━━━━━ Raw records ━━━━━

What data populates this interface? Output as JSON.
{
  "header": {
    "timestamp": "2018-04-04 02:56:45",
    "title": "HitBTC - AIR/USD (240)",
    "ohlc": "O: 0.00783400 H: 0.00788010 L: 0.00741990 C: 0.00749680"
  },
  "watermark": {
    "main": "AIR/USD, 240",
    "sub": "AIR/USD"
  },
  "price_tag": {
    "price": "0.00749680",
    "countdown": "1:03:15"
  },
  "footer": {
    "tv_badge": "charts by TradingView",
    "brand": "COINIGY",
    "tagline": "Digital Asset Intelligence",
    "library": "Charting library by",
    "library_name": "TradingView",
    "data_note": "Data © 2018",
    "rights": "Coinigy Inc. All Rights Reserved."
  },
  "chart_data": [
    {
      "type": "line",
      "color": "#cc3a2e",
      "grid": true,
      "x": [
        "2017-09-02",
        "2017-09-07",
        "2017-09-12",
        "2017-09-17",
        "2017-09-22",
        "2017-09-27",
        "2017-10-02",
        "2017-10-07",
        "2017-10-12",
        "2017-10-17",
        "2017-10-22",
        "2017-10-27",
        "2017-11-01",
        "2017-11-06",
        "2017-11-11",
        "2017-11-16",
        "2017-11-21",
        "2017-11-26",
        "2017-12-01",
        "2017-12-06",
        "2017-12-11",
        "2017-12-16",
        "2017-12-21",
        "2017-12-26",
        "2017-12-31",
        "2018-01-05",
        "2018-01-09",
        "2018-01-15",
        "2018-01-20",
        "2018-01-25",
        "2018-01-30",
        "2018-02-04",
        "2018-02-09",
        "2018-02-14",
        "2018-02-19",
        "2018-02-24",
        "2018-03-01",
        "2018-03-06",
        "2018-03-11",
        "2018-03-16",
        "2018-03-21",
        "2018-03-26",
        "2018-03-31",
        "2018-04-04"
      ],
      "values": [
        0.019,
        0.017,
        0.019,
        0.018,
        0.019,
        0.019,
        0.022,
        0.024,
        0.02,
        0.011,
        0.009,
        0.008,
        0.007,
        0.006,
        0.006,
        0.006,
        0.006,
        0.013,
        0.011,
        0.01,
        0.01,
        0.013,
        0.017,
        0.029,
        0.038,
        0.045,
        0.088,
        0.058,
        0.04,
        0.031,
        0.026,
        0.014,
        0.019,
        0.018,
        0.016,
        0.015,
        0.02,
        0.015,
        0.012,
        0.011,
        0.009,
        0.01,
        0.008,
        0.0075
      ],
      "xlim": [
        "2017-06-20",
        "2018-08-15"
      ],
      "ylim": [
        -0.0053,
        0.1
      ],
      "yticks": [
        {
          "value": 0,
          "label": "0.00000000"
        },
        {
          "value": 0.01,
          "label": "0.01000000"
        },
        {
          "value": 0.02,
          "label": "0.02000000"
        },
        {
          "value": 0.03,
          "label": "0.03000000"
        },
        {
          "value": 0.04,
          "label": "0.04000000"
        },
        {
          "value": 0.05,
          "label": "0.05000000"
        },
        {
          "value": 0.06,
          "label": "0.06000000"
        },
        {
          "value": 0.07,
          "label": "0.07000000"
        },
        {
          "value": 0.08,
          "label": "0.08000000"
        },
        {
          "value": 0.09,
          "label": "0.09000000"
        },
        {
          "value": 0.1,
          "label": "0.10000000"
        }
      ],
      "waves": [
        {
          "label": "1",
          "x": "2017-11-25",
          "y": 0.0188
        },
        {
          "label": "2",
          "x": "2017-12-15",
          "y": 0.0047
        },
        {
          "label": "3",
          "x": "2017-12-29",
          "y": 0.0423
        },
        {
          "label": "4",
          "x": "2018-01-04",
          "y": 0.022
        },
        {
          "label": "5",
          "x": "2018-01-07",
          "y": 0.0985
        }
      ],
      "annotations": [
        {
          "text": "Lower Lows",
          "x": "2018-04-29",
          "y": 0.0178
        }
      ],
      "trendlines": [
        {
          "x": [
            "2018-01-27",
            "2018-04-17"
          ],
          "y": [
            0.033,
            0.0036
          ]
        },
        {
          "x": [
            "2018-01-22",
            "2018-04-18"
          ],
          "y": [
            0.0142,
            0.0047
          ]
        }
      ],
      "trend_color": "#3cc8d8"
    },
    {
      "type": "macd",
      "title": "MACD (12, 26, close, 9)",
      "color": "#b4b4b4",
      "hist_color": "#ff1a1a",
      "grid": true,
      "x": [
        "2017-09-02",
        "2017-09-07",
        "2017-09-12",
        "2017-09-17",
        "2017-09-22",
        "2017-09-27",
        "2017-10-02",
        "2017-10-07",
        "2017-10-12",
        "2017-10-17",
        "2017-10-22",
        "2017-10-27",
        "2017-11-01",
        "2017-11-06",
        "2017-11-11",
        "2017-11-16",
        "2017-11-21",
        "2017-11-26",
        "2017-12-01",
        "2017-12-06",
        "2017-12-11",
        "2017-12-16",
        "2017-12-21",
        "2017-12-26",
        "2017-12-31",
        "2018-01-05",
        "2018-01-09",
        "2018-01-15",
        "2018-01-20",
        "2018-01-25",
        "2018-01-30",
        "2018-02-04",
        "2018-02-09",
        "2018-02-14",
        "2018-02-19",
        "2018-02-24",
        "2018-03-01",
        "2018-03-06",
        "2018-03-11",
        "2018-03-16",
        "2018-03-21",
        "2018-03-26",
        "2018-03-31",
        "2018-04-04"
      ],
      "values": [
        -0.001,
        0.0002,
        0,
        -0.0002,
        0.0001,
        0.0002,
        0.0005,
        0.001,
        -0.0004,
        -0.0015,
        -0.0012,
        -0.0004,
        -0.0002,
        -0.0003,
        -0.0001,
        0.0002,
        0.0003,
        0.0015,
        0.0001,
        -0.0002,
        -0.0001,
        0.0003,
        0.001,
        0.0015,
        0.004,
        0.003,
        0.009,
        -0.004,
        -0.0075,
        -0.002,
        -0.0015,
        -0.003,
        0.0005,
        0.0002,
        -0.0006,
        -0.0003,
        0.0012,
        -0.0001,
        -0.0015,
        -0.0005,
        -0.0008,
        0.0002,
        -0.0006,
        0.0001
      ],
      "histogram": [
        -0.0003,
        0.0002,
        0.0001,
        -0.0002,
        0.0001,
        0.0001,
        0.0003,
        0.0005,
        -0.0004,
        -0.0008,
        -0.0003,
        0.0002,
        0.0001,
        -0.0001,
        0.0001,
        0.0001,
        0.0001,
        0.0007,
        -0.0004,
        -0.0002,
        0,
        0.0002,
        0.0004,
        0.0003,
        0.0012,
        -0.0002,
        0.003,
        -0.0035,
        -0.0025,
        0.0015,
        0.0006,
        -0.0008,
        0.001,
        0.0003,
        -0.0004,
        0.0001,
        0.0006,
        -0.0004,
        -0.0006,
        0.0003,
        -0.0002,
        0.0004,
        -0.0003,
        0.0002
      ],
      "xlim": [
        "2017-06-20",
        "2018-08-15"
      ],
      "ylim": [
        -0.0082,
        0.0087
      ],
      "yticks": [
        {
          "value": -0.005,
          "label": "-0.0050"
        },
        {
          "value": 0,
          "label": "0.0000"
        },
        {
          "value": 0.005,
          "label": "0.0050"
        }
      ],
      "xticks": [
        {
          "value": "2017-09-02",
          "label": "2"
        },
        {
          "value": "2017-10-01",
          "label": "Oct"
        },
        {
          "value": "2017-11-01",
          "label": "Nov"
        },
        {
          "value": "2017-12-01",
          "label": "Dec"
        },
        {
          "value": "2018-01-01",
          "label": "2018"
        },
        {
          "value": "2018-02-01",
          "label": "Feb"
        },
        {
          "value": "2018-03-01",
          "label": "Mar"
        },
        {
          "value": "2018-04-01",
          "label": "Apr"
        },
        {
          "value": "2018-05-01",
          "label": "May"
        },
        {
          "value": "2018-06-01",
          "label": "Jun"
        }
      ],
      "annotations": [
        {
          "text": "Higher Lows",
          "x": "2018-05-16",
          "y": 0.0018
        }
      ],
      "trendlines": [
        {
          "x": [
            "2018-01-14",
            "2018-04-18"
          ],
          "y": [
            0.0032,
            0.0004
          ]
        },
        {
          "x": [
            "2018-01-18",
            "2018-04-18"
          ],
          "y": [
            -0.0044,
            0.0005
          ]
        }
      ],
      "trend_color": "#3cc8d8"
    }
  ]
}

━━━━━

* [The task]:
Identify lines with the string "TradingView". Copy each one.

* [Full answer]:
    "tv_badge": "charts by TradingView",
    "library_name": "TradingView",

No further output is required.